[Stored entries]

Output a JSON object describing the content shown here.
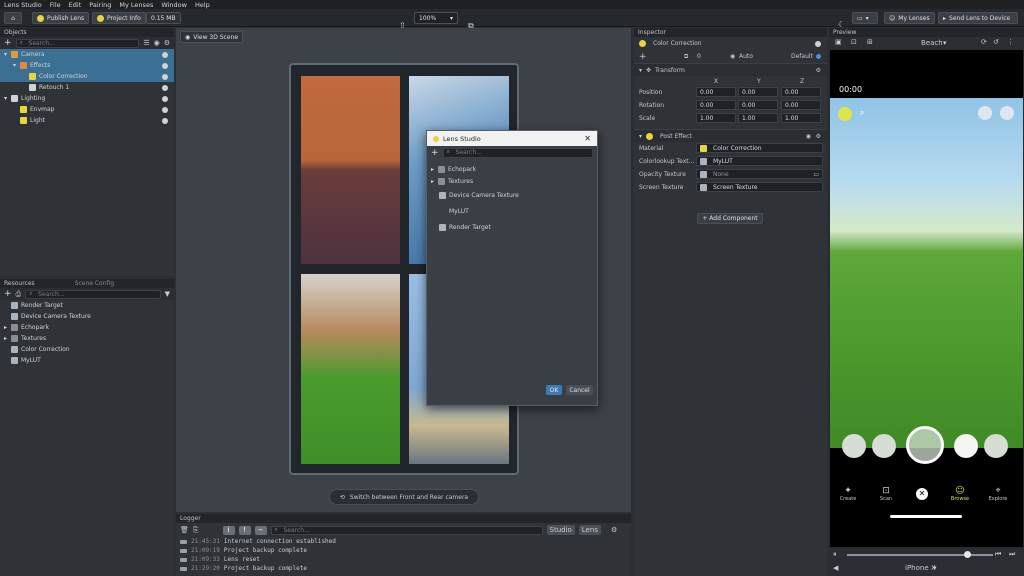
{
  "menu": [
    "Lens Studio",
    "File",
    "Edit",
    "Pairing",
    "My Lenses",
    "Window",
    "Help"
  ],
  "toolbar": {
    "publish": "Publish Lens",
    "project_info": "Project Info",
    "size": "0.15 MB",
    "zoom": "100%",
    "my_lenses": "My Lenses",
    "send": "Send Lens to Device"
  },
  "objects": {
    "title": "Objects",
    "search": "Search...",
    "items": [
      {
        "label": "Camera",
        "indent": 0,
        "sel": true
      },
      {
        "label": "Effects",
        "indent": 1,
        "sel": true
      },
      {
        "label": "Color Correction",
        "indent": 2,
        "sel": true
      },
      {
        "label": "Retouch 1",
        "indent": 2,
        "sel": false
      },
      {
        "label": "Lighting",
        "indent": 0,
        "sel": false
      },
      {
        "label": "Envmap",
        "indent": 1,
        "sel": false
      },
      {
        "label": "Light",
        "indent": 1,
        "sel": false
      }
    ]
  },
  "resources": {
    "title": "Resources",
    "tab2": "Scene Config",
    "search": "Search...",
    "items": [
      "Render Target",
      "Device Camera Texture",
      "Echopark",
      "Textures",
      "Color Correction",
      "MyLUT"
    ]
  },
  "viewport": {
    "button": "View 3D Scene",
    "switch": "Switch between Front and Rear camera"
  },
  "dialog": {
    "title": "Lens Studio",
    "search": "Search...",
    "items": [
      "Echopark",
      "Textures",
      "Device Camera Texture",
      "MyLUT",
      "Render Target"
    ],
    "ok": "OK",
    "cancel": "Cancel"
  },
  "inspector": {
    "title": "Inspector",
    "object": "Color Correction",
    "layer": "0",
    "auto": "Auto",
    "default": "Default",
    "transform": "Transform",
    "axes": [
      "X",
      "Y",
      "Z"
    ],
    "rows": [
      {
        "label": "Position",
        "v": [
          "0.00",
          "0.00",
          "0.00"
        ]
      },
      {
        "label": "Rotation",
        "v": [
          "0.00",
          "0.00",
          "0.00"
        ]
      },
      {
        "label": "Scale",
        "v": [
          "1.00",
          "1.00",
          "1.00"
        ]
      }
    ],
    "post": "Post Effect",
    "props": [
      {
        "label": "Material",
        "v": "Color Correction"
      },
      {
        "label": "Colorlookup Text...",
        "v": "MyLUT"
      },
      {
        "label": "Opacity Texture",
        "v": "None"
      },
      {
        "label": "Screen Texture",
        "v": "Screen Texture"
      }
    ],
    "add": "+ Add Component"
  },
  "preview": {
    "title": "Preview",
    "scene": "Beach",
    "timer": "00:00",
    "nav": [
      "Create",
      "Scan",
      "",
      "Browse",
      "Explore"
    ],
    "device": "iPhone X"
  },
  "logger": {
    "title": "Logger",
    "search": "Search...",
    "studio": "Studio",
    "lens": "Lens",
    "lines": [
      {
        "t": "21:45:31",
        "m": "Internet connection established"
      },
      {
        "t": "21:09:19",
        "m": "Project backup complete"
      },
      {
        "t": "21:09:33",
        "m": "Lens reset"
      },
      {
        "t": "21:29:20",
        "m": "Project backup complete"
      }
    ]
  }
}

▸ **Written request**:
Copy each line in full and exactly, omitting any picture.

▸ **Exercise answer**:
Output a JSON object describing the content shown here.
{
  "menu": [
    "Lens Studio",
    "File",
    "Edit",
    "Pairing",
    "My Lenses",
    "Window",
    "Help"
  ],
  "toolbar": {
    "publish": "Publish Lens",
    "project_info": "Project Info",
    "size": "0.15 MB",
    "zoom": "100%",
    "my_lenses": "My Lenses",
    "send": "Send Lens to Device"
  },
  "objects": {
    "title": "Objects",
    "search": "Search...",
    "items": [
      {
        "label": "Camera",
        "indent": 0,
        "sel": true
      },
      {
        "label": "Effects",
        "indent": 1,
        "sel": true
      },
      {
        "label": "Color Correction",
        "indent": 2,
        "sel": true
      },
      {
        "label": "Retouch 1",
        "indent": 2,
        "sel": false
      },
      {
        "label": "Lighting",
        "indent": 0,
        "sel": false
      },
      {
        "label": "Envmap",
        "indent": 1,
        "sel": false
      },
      {
        "label": "Light",
        "indent": 1,
        "sel": false
      }
    ]
  },
  "resources": {
    "title": "Resources",
    "tab2": "Scene Config",
    "search": "Search...",
    "items": [
      "Render Target",
      "Device Camera Texture",
      "Echopark",
      "Textures",
      "Color Correction",
      "MyLUT"
    ]
  },
  "viewport": {
    "button": "View 3D Scene",
    "switch": "Switch between Front and Rear camera"
  },
  "dialog": {
    "title": "Lens Studio",
    "search": "Search...",
    "items": [
      "Echopark",
      "Textures",
      "Device Camera Texture",
      "MyLUT",
      "Render Target"
    ],
    "ok": "OK",
    "cancel": "Cancel"
  },
  "inspector": {
    "title": "Inspector",
    "object": "Color Correction",
    "layer": "0",
    "auto": "Auto",
    "default": "Default",
    "transform": "Transform",
    "axes": [
      "X",
      "Y",
      "Z"
    ],
    "rows": [
      {
        "label": "Position",
        "v": [
          "0.00",
          "0.00",
          "0.00"
        ]
      },
      {
        "label": "Rotation",
        "v": [
          "0.00",
          "0.00",
          "0.00"
        ]
      },
      {
        "label": "Scale",
        "v": [
          "1.00",
          "1.00",
          "1.00"
        ]
      }
    ],
    "post": "Post Effect",
    "props": [
      {
        "label": "Material",
        "v": "Color Correction"
      },
      {
        "label": "Colorlookup Text...",
        "v": "MyLUT"
      },
      {
        "label": "Opacity Texture",
        "v": "None"
      },
      {
        "label": "Screen Texture",
        "v": "Screen Texture"
      }
    ],
    "add": "+ Add Component"
  },
  "preview": {
    "title": "Preview",
    "scene": "Beach",
    "timer": "00:00",
    "nav": [
      "Create",
      "Scan",
      "",
      "Browse",
      "Explore"
    ],
    "device": "iPhone X"
  },
  "logger": {
    "title": "Logger",
    "search": "Search...",
    "studio": "Studio",
    "lens": "Lens",
    "lines": [
      {
        "t": "21:45:31",
        "m": "Internet connection established"
      },
      {
        "t": "21:09:19",
        "m": "Project backup complete"
      },
      {
        "t": "21:09:33",
        "m": "Lens reset"
      },
      {
        "t": "21:29:20",
        "m": "Project backup complete"
      }
    ]
  }
}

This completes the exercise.